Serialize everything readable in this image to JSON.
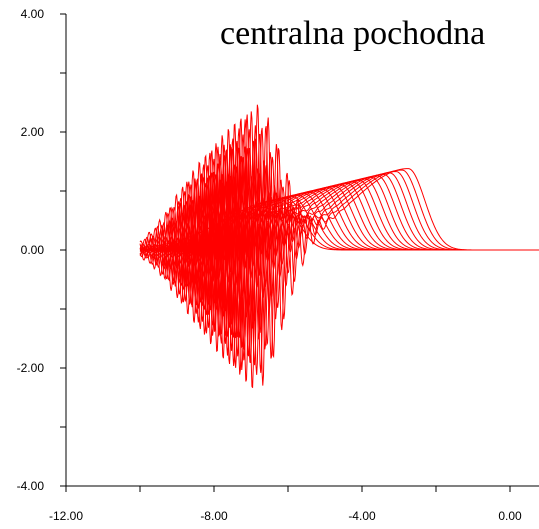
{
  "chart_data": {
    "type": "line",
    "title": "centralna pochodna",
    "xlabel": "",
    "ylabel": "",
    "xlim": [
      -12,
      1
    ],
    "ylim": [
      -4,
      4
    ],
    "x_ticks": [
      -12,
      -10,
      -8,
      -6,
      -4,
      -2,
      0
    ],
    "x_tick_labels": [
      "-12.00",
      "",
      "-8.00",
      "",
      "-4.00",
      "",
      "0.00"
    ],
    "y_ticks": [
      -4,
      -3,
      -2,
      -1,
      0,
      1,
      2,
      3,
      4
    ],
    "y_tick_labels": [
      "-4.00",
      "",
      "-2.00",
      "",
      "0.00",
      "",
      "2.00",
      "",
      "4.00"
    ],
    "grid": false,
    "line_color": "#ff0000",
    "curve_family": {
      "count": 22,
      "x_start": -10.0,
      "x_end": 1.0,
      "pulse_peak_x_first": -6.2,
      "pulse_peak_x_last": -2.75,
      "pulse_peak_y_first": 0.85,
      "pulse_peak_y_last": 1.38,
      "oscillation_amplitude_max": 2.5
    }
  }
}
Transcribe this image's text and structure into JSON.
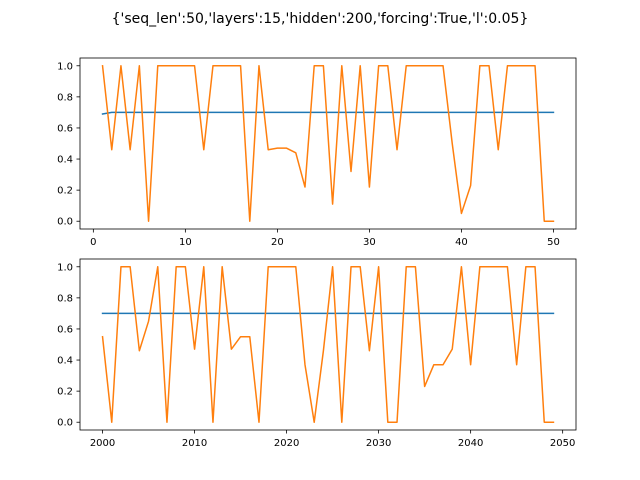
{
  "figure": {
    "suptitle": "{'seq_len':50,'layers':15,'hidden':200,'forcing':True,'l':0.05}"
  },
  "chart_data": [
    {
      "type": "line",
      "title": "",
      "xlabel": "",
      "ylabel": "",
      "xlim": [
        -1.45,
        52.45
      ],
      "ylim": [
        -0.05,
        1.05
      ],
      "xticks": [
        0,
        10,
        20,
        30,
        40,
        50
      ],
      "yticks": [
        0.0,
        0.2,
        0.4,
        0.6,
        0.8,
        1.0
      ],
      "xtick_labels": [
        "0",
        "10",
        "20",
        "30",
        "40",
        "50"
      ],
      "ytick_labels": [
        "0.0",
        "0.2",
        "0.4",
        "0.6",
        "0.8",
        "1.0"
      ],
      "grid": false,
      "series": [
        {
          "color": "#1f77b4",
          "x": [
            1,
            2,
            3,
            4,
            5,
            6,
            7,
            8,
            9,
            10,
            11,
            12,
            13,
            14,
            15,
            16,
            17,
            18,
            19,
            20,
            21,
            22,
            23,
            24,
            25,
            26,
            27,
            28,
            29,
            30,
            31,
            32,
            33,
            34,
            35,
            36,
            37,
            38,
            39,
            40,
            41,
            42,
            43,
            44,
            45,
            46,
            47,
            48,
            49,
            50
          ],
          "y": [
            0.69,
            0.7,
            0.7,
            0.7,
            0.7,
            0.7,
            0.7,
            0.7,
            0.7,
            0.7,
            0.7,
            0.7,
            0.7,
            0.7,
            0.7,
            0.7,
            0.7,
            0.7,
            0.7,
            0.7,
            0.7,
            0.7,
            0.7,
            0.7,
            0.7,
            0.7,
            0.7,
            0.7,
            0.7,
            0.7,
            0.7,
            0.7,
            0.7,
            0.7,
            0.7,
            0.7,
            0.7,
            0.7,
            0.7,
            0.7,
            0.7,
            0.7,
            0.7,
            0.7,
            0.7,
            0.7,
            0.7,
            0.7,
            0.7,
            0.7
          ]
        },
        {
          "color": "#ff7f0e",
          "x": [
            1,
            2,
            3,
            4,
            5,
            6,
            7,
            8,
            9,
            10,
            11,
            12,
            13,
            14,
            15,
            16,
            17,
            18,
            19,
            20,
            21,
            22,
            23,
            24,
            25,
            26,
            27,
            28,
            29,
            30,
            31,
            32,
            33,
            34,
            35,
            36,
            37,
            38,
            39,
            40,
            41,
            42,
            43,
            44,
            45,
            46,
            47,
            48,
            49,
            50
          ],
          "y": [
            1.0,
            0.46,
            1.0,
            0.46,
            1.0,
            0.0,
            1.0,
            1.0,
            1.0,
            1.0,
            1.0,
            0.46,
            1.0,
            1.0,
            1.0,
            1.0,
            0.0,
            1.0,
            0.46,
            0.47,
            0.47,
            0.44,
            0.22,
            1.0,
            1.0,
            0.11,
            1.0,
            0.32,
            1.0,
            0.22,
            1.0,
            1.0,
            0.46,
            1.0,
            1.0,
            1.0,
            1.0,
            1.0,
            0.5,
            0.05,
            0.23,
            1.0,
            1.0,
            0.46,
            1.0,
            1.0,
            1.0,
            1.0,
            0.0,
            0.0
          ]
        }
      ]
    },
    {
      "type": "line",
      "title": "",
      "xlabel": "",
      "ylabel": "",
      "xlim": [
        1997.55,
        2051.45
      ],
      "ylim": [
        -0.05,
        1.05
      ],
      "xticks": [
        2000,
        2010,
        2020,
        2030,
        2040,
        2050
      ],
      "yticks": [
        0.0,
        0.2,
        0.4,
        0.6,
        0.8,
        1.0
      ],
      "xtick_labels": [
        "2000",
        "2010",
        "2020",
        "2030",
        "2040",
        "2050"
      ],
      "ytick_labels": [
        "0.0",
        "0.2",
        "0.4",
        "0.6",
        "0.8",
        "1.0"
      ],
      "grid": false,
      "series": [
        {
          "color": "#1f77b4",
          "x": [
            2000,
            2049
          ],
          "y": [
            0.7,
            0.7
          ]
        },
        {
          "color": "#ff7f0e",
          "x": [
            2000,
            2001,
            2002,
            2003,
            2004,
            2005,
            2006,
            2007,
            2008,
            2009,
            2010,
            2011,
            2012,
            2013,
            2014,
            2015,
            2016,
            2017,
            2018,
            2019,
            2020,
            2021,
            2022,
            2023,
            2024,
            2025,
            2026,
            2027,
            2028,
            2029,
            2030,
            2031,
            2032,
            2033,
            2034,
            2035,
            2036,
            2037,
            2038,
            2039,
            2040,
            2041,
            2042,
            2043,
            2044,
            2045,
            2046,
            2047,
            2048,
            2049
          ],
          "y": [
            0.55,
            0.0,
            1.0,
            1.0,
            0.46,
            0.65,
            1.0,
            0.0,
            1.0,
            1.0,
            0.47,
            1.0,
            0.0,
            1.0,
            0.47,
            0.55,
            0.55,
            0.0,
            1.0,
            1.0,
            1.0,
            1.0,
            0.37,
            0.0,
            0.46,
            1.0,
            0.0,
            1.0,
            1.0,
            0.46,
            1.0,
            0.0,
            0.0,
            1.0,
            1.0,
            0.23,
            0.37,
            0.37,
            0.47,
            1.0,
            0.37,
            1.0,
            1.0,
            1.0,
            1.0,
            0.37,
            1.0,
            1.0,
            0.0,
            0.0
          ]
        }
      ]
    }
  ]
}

==

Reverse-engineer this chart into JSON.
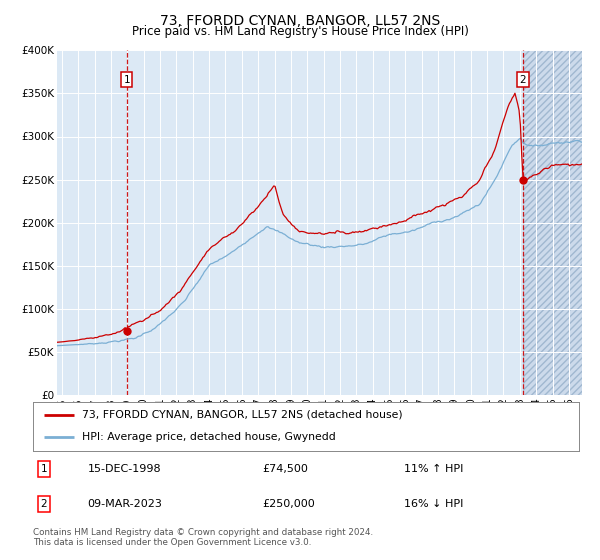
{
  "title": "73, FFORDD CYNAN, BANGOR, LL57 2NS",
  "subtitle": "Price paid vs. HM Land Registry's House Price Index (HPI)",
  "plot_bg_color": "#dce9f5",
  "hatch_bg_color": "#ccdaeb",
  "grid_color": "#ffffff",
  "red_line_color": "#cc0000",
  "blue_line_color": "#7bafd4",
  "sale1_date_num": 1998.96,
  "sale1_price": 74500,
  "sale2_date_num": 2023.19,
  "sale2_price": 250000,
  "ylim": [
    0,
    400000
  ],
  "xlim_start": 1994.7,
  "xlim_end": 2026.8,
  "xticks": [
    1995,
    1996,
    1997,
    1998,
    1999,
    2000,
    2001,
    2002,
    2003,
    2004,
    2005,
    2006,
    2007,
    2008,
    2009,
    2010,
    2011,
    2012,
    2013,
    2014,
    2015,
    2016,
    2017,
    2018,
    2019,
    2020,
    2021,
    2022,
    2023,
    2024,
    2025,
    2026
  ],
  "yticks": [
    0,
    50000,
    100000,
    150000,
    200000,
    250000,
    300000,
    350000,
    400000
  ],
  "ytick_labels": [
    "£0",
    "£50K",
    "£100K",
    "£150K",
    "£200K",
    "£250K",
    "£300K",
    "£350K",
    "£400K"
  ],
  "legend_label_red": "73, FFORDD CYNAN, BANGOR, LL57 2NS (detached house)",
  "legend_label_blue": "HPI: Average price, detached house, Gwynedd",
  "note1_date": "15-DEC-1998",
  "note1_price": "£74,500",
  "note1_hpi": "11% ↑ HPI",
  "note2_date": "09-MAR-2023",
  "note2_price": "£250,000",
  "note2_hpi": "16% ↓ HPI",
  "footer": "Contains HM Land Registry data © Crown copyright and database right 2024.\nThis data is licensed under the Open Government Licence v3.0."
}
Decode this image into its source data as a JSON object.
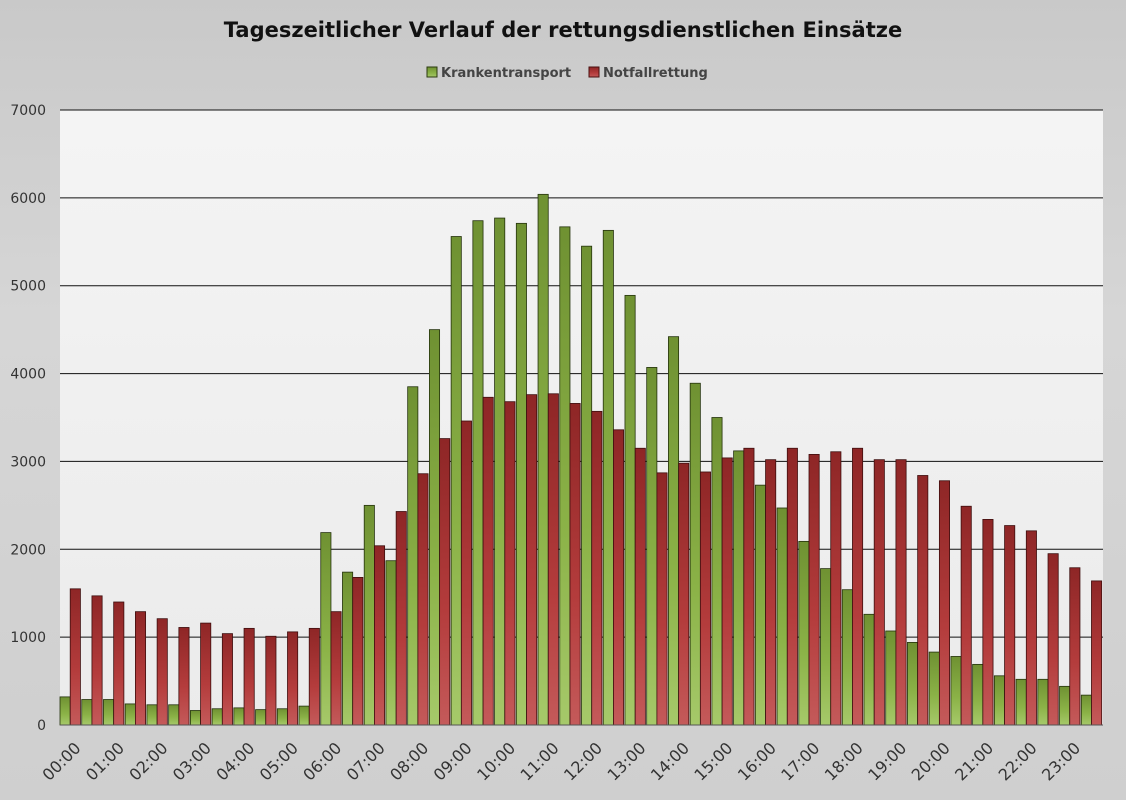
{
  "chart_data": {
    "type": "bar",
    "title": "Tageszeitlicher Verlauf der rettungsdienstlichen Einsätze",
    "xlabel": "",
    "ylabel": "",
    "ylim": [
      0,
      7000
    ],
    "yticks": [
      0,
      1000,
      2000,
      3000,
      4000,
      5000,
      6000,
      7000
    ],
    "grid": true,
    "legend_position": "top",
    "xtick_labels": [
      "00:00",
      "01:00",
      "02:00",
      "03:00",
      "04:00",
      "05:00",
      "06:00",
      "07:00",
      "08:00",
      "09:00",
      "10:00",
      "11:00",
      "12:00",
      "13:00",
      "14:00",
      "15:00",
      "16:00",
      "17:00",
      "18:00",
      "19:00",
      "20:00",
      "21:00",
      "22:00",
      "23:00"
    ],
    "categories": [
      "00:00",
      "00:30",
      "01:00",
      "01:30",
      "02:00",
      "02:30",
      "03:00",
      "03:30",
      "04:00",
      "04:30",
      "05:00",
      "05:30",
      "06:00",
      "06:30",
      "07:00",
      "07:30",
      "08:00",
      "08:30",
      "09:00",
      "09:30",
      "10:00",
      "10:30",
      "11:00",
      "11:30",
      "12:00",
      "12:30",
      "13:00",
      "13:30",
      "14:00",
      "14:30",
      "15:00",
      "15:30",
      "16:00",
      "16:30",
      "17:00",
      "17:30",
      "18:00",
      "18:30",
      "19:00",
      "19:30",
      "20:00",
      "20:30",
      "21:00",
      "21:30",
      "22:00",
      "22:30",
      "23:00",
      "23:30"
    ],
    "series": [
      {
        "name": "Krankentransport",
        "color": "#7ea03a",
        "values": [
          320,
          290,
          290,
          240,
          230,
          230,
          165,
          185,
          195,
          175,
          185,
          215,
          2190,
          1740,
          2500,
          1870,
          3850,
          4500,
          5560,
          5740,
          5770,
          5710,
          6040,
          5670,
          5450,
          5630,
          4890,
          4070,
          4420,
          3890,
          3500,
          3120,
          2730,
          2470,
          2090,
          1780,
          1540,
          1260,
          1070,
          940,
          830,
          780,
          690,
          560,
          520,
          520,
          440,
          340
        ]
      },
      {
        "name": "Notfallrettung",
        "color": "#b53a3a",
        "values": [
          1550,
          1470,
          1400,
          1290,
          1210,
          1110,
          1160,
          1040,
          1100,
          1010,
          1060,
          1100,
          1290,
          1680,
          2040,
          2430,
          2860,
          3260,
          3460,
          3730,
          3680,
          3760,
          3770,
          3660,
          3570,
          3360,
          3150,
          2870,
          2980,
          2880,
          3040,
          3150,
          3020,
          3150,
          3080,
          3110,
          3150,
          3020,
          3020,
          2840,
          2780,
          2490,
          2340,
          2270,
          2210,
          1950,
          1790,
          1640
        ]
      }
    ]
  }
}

■ Task to carry out:
From the records above, pull out every line containing the word "Land".

■ Full solution:
  "subtitle": "Price paid vs. HM Land Registry's House Price Index (HPI)",
  "footer": "Contains HM Land Registry data © Crown copyright and database right 2024.\nThis data is licensed under the Open Government Licence v3.0."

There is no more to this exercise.